DATASET:
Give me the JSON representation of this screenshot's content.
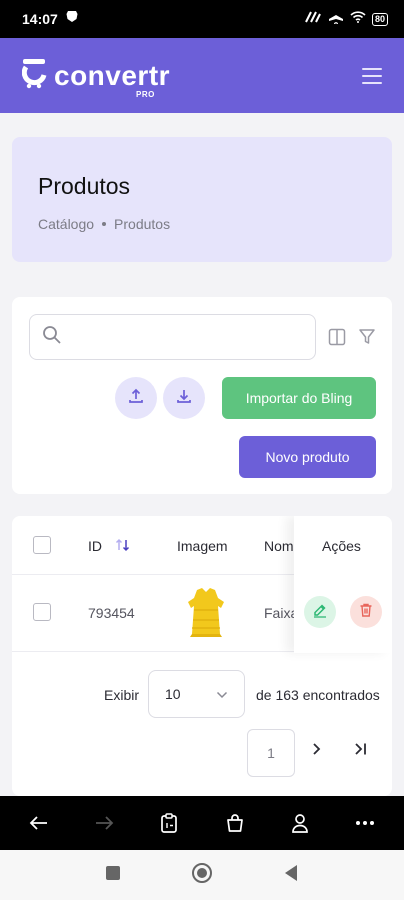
{
  "status_bar": {
    "time": "14:07",
    "battery": "80"
  },
  "app": {
    "logo_text": "convertr",
    "logo_badge": "PRO"
  },
  "page": {
    "title": "Produtos",
    "breadcrumb": [
      "Catálogo",
      "Produtos"
    ]
  },
  "toolbar": {
    "search_placeholder": "",
    "import_label": "Importar do Bling",
    "new_label": "Novo produto"
  },
  "table": {
    "columns": [
      "ID",
      "Imagem",
      "Nom",
      "Ações"
    ],
    "rows": [
      {
        "id": "793454",
        "name": "Faixa"
      }
    ]
  },
  "pagination": {
    "show_label": "Exibir",
    "per_page": "10",
    "found_label": "de 163 encontrados",
    "current_page": "1"
  },
  "colors": {
    "brand": "#6c5fd8",
    "success": "#5ec47f",
    "danger": "#e8645a"
  }
}
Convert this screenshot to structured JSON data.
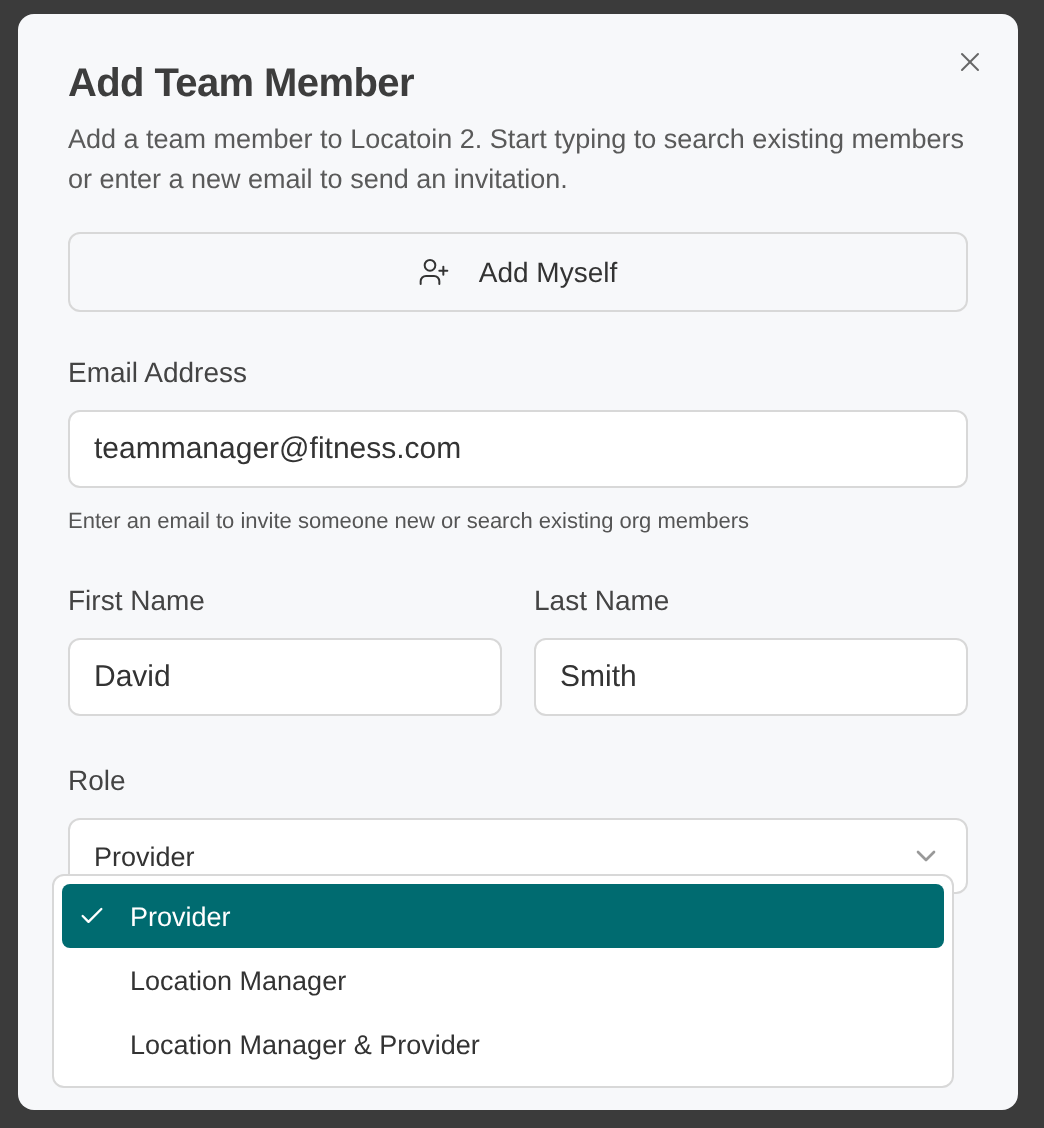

TASK PROMPT: Count all lines of the data that include "JSON". The answer is the number alone.

ANSWER BELOW: 2